▸ Task prompt:
Omit all images. Transcribe the rest of the material below exactly.

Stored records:
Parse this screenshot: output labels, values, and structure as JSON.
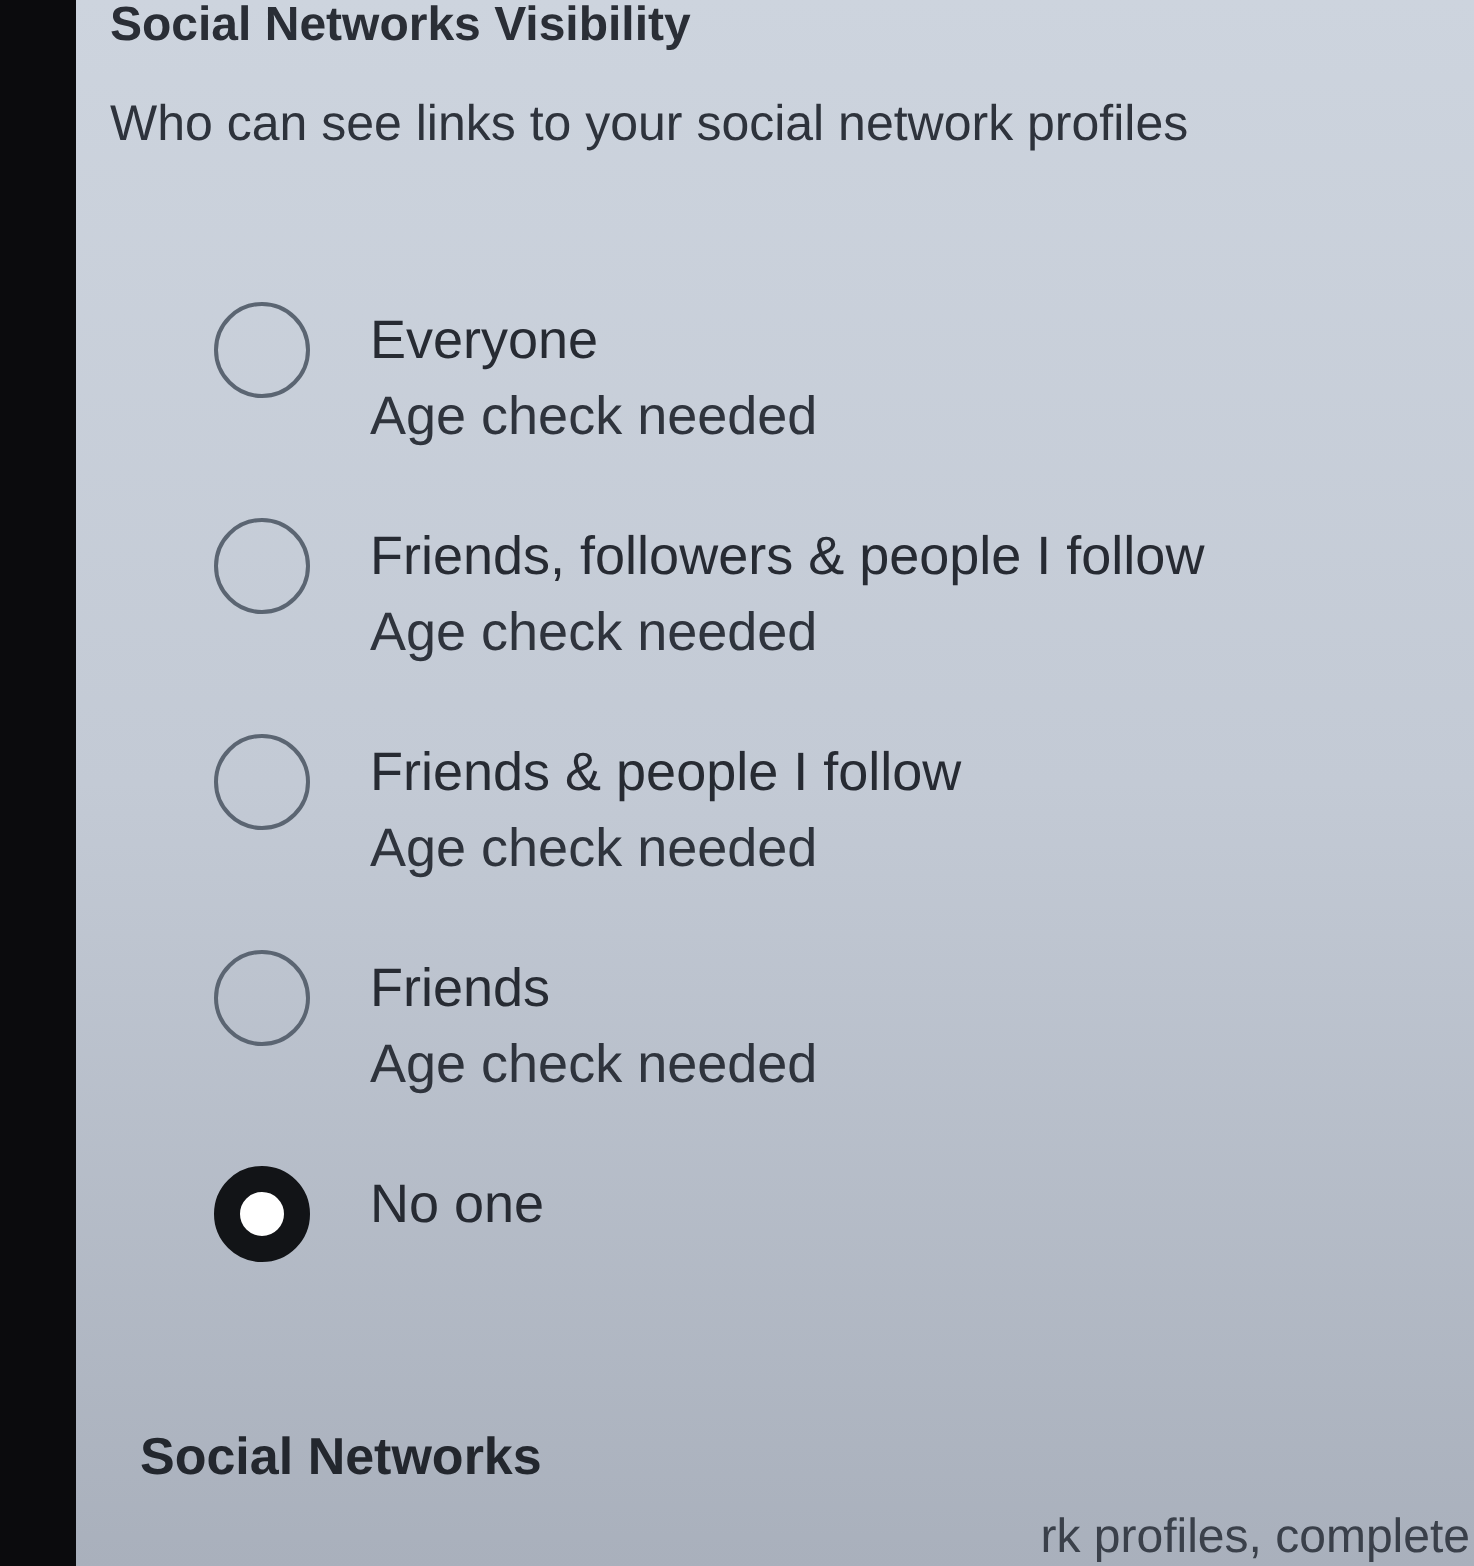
{
  "section": {
    "title": "Social Networks Visibility",
    "description": "Who can see links to your social network profiles"
  },
  "options": [
    {
      "label": "Everyone",
      "note": "Age check needed",
      "selected": false
    },
    {
      "label": "Friends, followers & people I follow",
      "note": "Age check needed",
      "selected": false
    },
    {
      "label": "Friends & people I follow",
      "note": "Age check needed",
      "selected": false
    },
    {
      "label": "Friends",
      "note": "Age check needed",
      "selected": false
    },
    {
      "label": "No one",
      "selected": true
    }
  ],
  "next_section": {
    "title": "Social Networks",
    "text": "rk profiles, complete"
  }
}
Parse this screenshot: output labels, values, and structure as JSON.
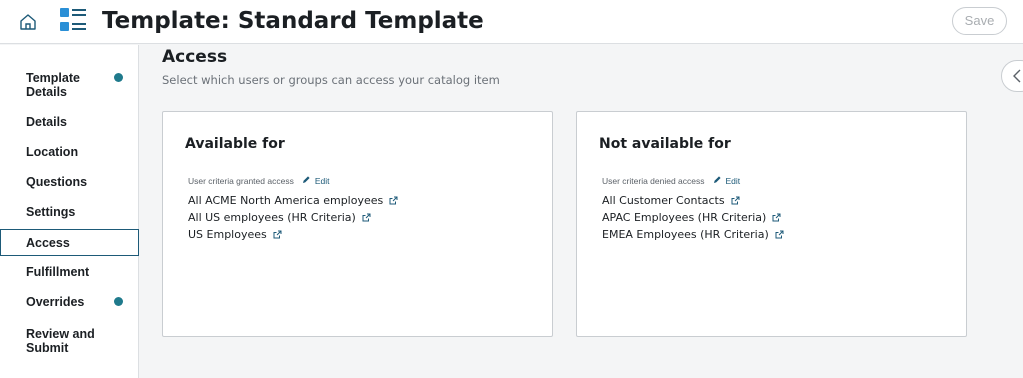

▸ Full output:
Parse this screenshot: output labels, values, and structure as JSON.
{
  "section": {
    "title": "Social Networks Visibility",
    "description": "Who can see links to your social network profiles"
  },
  "options": [
    {
      "label": "Everyone",
      "note": "Age check needed",
      "selected": false
    },
    {
      "label": "Friends, followers & people I follow",
      "note": "Age check needed",
      "selected": false
    },
    {
      "label": "Friends & people I follow",
      "note": "Age check needed",
      "selected": false
    },
    {
      "label": "Friends",
      "note": "Age check needed",
      "selected": false
    },
    {
      "label": "No one",
      "selected": true
    }
  ],
  "next_section": {
    "title": "Social Networks",
    "text": "rk profiles, complete"
  }
}
Parse this screenshot: output labels, values, and structure as JSON.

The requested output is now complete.